- [EXERCISE]
Copy the material that follows word for word and omit its pictures.

- [MATERIAL TO PROCESS]
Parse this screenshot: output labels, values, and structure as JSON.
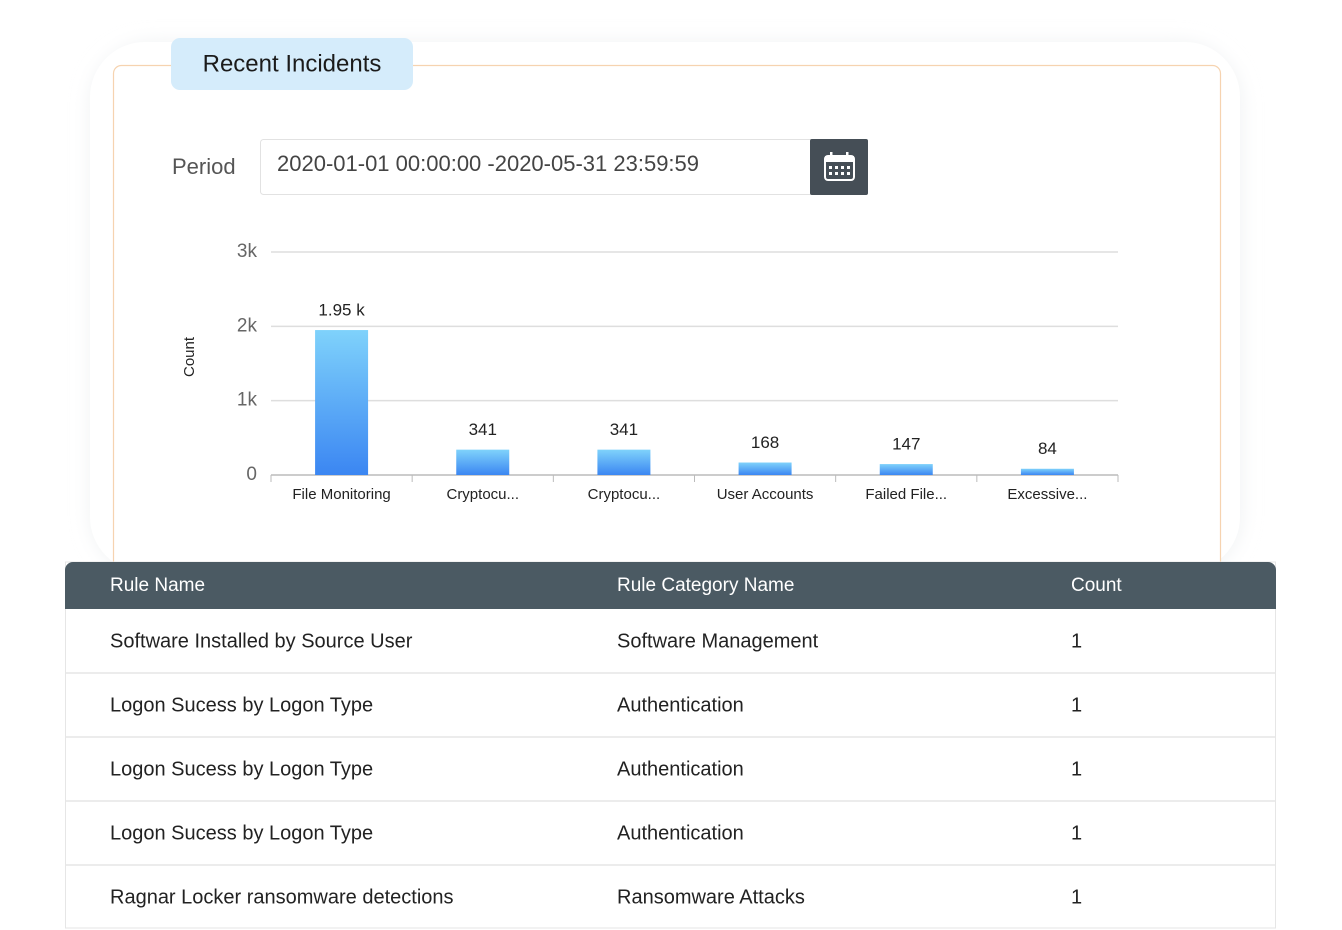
{
  "panel_title": "Recent Incidents",
  "period": {
    "label": "Period",
    "value": "2020-01-01 00:00:00 -2020-05-31 23:59:59"
  },
  "chart_data": {
    "type": "bar",
    "y_label": "Count",
    "categories": [
      "File Monitoring",
      "Cryptocu...",
      "Cryptocu...",
      "User Accounts",
      "Failed File...",
      "Excessive..."
    ],
    "values": [
      1950,
      341,
      341,
      168,
      147,
      84
    ],
    "value_labels": [
      "1.95 k",
      "341",
      "341",
      "168",
      "147",
      "84"
    ],
    "color": "#3b86f2",
    "ylim": [
      0,
      3000
    ],
    "yticks": [
      0,
      {
        "value": 1000,
        "label": "1k"
      },
      {
        "value": 2000,
        "label": "2k"
      },
      {
        "value": 3000,
        "label": "3k"
      }
    ],
    "grid": true
  },
  "table": {
    "headers": [
      "Rule Name",
      "Rule Category Name",
      "Count"
    ],
    "rows": [
      [
        "Software Installed by Source User",
        "Software Management",
        "1"
      ],
      [
        "Logon Sucess by Logon Type",
        "Authentication",
        "1"
      ],
      [
        "Logon Sucess by Logon Type",
        "Authentication",
        "1"
      ],
      [
        "Logon Sucess by Logon Type",
        "Authentication",
        "1"
      ],
      [
        "Ragnar Locker ransomware detections",
        "Ransomware Attacks",
        "1"
      ]
    ]
  }
}
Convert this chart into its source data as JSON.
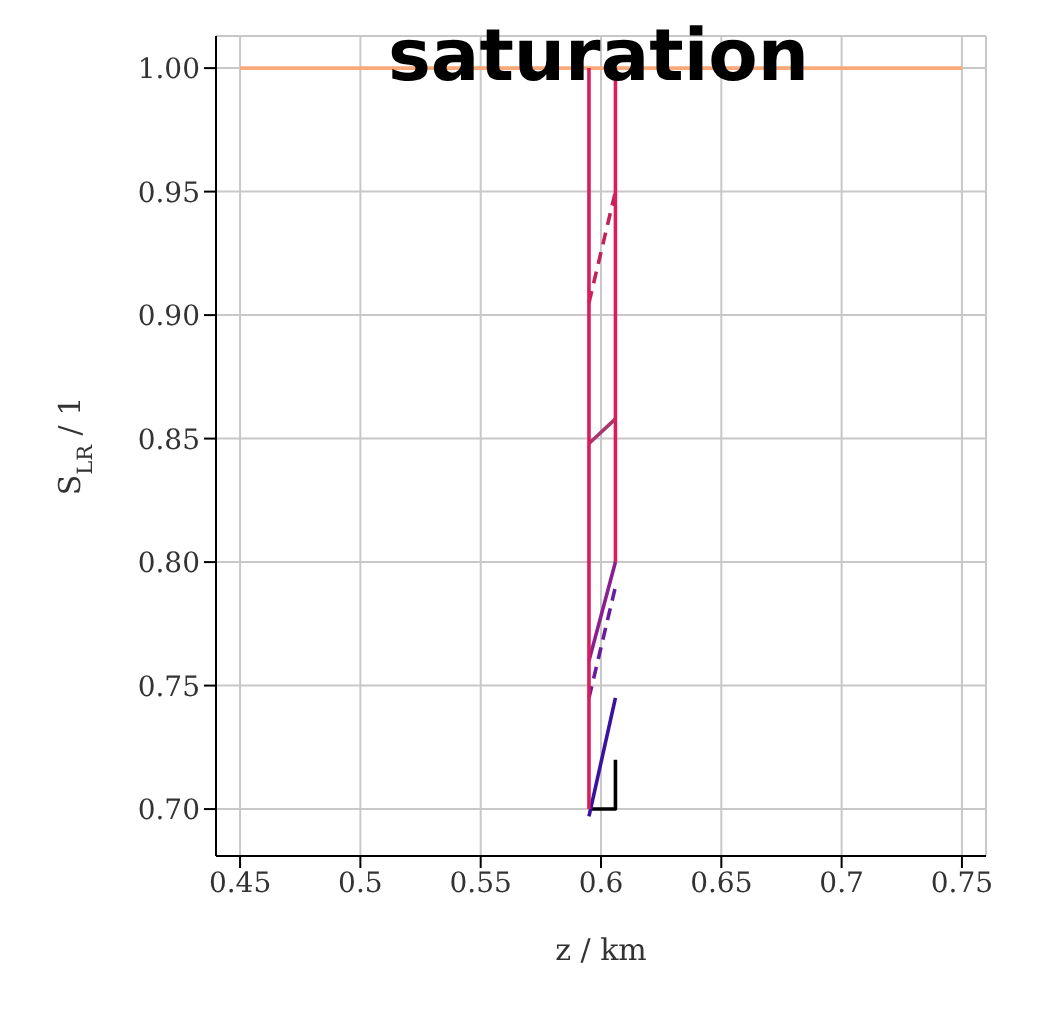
{
  "chart_data": {
    "type": "line",
    "title": "saturation",
    "xlabel": "z / km",
    "ylabel": "S$_{LR}$ / 1",
    "xlim": [
      0.44,
      0.76
    ],
    "ylim": [
      0.681,
      1.013
    ],
    "xticks": [
      0.45,
      0.5,
      0.55,
      0.6,
      0.65,
      0.7,
      0.75
    ],
    "yticks": [
      {
        "value": 0.7,
        "label": "0.70"
      },
      {
        "value": 0.75,
        "label": "0.75"
      },
      {
        "value": 0.8,
        "label": "0.80"
      },
      {
        "value": 0.85,
        "label": "0.85"
      },
      {
        "value": 0.9,
        "label": "0.90"
      },
      {
        "value": 0.95,
        "label": "0.95"
      },
      {
        "value": 1.0,
        "label": "1.00"
      }
    ],
    "grid": true,
    "marker": "none",
    "series": [
      {
        "color": "#f9a878",
        "x": [
          0.45,
          0.75
        ],
        "values": [
          1.0,
          1.0
        ],
        "line_style": "solid"
      },
      {
        "color": "#000000",
        "x": [
          0.596,
          0.606,
          0.606
        ],
        "values": [
          0.7,
          0.7,
          0.72
        ],
        "line_style": "solid"
      },
      {
        "color": "#3a12a0",
        "x": [
          0.595,
          0.606
        ],
        "values": [
          0.697,
          0.745
        ],
        "line_style": "solid"
      },
      {
        "color": "#6a1c9c",
        "x": [
          0.595,
          0.606
        ],
        "values": [
          0.745,
          0.79
        ],
        "line_style": "dashed"
      },
      {
        "color": "#8a2090",
        "x": [
          0.595,
          0.606
        ],
        "values": [
          0.76,
          0.8
        ],
        "line_style": "solid"
      },
      {
        "color": "#a8386e",
        "x": [
          0.595,
          0.606
        ],
        "values": [
          0.848,
          0.858
        ],
        "line_style": "solid"
      },
      {
        "color": "#c0245a",
        "x": [
          0.595,
          0.606
        ],
        "values": [
          0.905,
          0.95
        ],
        "line_style": "dashed"
      },
      {
        "color": "#d81e5b",
        "x": [
          0.595,
          0.595
        ],
        "values": [
          1.0,
          0.7
        ],
        "line_style": "solid"
      },
      {
        "color": "#d81e5b",
        "x": [
          0.606,
          0.606
        ],
        "values": [
          1.0,
          0.8
        ],
        "line_style": "solid"
      }
    ]
  }
}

- [FULL OUTPUT]
Parse this screenshot: output labels, values, and structure as JSON.
{
  "panel_title": "Recent Incidents",
  "period": {
    "label": "Period",
    "value": "2020-01-01 00:00:00 -2020-05-31 23:59:59"
  },
  "chart_data": {
    "type": "bar",
    "y_label": "Count",
    "categories": [
      "File Monitoring",
      "Cryptocu...",
      "Cryptocu...",
      "User Accounts",
      "Failed File...",
      "Excessive..."
    ],
    "values": [
      1950,
      341,
      341,
      168,
      147,
      84
    ],
    "value_labels": [
      "1.95 k",
      "341",
      "341",
      "168",
      "147",
      "84"
    ],
    "color": "#3b86f2",
    "ylim": [
      0,
      3000
    ],
    "yticks": [
      0,
      {
        "value": 1000,
        "label": "1k"
      },
      {
        "value": 2000,
        "label": "2k"
      },
      {
        "value": 3000,
        "label": "3k"
      }
    ],
    "grid": true
  },
  "table": {
    "headers": [
      "Rule Name",
      "Rule Category Name",
      "Count"
    ],
    "rows": [
      [
        "Software Installed by Source User",
        "Software Management",
        "1"
      ],
      [
        "Logon Sucess by Logon Type",
        "Authentication",
        "1"
      ],
      [
        "Logon Sucess by Logon Type",
        "Authentication",
        "1"
      ],
      [
        "Logon Sucess by Logon Type",
        "Authentication",
        "1"
      ],
      [
        "Ragnar Locker ransomware detections",
        "Ransomware Attacks",
        "1"
      ]
    ]
  }
}
Convert this chart into its source data as JSON.
{
  "chart_data": {
    "type": "line",
    "title": "saturation",
    "xlabel": "z / km",
    "ylabel": "S$_{LR}$ / 1",
    "xlim": [
      0.44,
      0.76
    ],
    "ylim": [
      0.681,
      1.013
    ],
    "xticks": [
      0.45,
      0.5,
      0.55,
      0.6,
      0.65,
      0.7,
      0.75
    ],
    "yticks": [
      {
        "value": 0.7,
        "label": "0.70"
      },
      {
        "value": 0.75,
        "label": "0.75"
      },
      {
        "value": 0.8,
        "label": "0.80"
      },
      {
        "value": 0.85,
        "label": "0.85"
      },
      {
        "value": 0.9,
        "label": "0.90"
      },
      {
        "value": 0.95,
        "label": "0.95"
      },
      {
        "value": 1.0,
        "label": "1.00"
      }
    ],
    "grid": true,
    "marker": "none",
    "series": [
      {
        "color": "#f9a878",
        "x": [
          0.45,
          0.75
        ],
        "values": [
          1.0,
          1.0
        ],
        "line_style": "solid"
      },
      {
        "color": "#000000",
        "x": [
          0.596,
          0.606,
          0.606
        ],
        "values": [
          0.7,
          0.7,
          0.72
        ],
        "line_style": "solid"
      },
      {
        "color": "#3a12a0",
        "x": [
          0.595,
          0.606
        ],
        "values": [
          0.697,
          0.745
        ],
        "line_style": "solid"
      },
      {
        "color": "#6a1c9c",
        "x": [
          0.595,
          0.606
        ],
        "values": [
          0.745,
          0.79
        ],
        "line_style": "dashed"
      },
      {
        "color": "#8a2090",
        "x": [
          0.595,
          0.606
        ],
        "values": [
          0.76,
          0.8
        ],
        "line_style": "solid"
      },
      {
        "color": "#a8386e",
        "x": [
          0.595,
          0.606
        ],
        "values": [
          0.848,
          0.858
        ],
        "line_style": "solid"
      },
      {
        "color": "#c0245a",
        "x": [
          0.595,
          0.606
        ],
        "values": [
          0.905,
          0.95
        ],
        "line_style": "dashed"
      },
      {
        "color": "#d81e5b",
        "x": [
          0.595,
          0.595
        ],
        "values": [
          1.0,
          0.7
        ],
        "line_style": "solid"
      },
      {
        "color": "#d81e5b",
        "x": [
          0.606,
          0.606
        ],
        "values": [
          1.0,
          0.8
        ],
        "line_style": "solid"
      }
    ]
  }
}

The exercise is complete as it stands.